TASK TO CARRY OUT: Write the material out again in full, word for word. Do not include the pictures.

Collection entries:
---

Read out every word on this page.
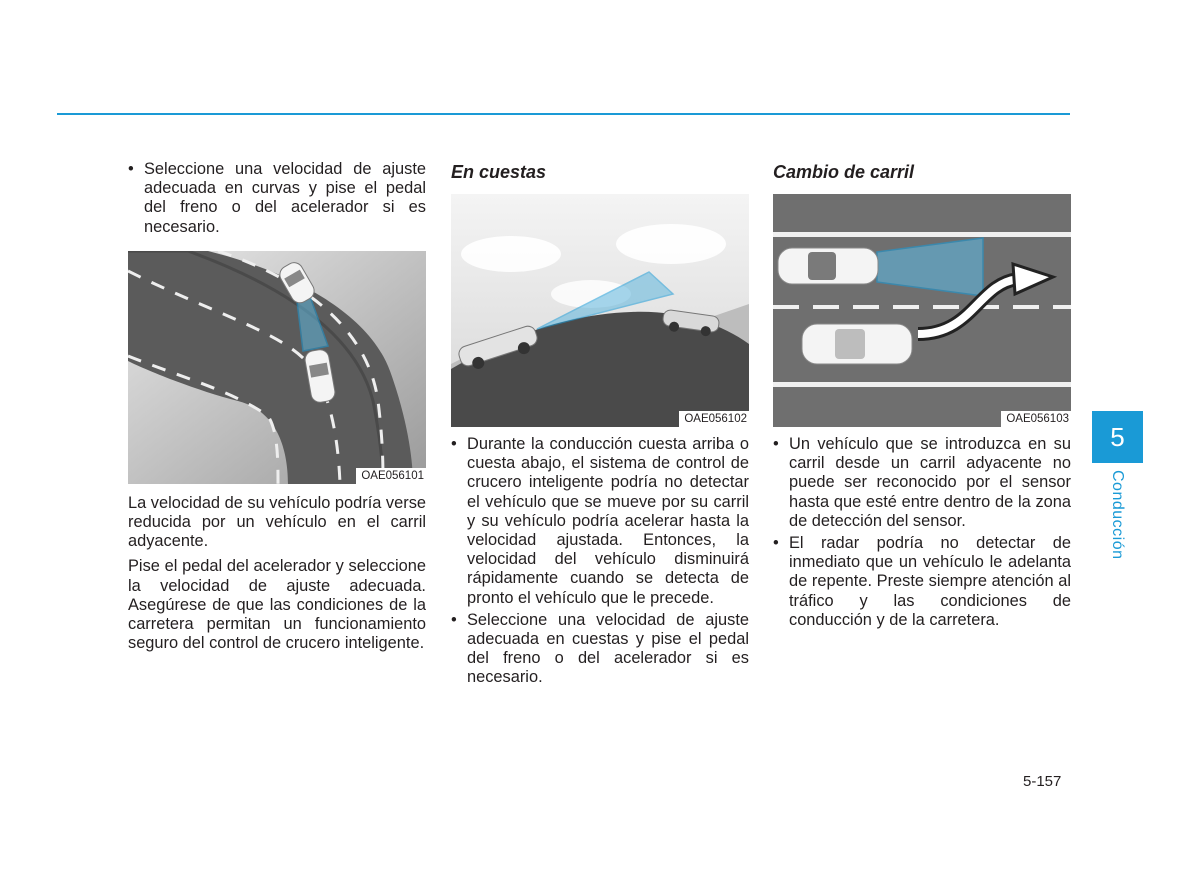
• Seleccione una velocidad de ajuste adecuada en curvas y pise el pedal del freno o del acelerador si es necesario.
OAE056101

La velocidad de su vehículo podría verse reducida por un vehículo en el carril adyacente.

Pise el pedal del acelerador y seleccione la velocidad de ajuste adecuada. Asegúrese de que las condiciones de la carretera permitan un funcionamiento seguro del control de crucero inteligente.

En cuestas
OAE056102
• Durante la conducción cuesta arriba o cuesta abajo, el sistema de control de crucero inteligente podría no detectar el vehículo que se mueve por su carril y su vehículo podría acelerar hasta la velocidad ajustada. Entonces, la velocidad del vehículo disminuirá rápidamente cuando se detecta de pronto el vehículo que le precede.
• Seleccione una velocidad de ajuste adecuada en cuestas y pise el pedal del freno o del acelerador si es necesario.
Cambio de carril
OAE056103
• Un vehículo que se introduzca en su carril desde un carril adyacente no puede ser reconocido por el sensor hasta que esté entre dentro de la zona de detección del sensor.
• El radar podría no detectar de inmediato que un vehículo le adelanta de repente. Preste siempre atención al tráfico y las condiciones de conducción y de la carretera.
5
Conducción
5-157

---

TASK RESULT:
Read out every word on this page.
• Seleccione una velocidad de ajuste adecuada en curvas y pise el pedal del freno o del acelerador si es necesario.
OAE056101

La velocidad de su vehículo podría verse reducida por un vehículo en el carril adyacente.

Pise el pedal del acelerador y seleccione la velocidad de ajuste adecuada. Asegúrese de que las condiciones de la carretera permitan un funcionamiento seguro del control de crucero inteligente.

En cuestas
OAE056102
• Durante la conducción cuesta arriba o cuesta abajo, el sistema de control de crucero inteligente podría no detectar el vehículo que se mueve por su carril y su vehículo podría acelerar hasta la velocidad ajustada. Entonces, la velocidad del vehículo disminuirá rápidamente cuando se detecta de pronto el vehículo que le precede.
• Seleccione una velocidad de ajuste adecuada en cuestas y pise el pedal del freno o del acelerador si es necesario.
Cambio de carril
OAE056103
• Un vehículo que se introduzca en su carril desde un carril adyacente no puede ser reconocido por el sensor hasta que esté entre dentro de la zona de detección del sensor.
• El radar podría no detectar de inmediato que un vehículo le adelanta de repente. Preste siempre atención al tráfico y las condiciones de conducción y de la carretera.
5
Conducción
5-157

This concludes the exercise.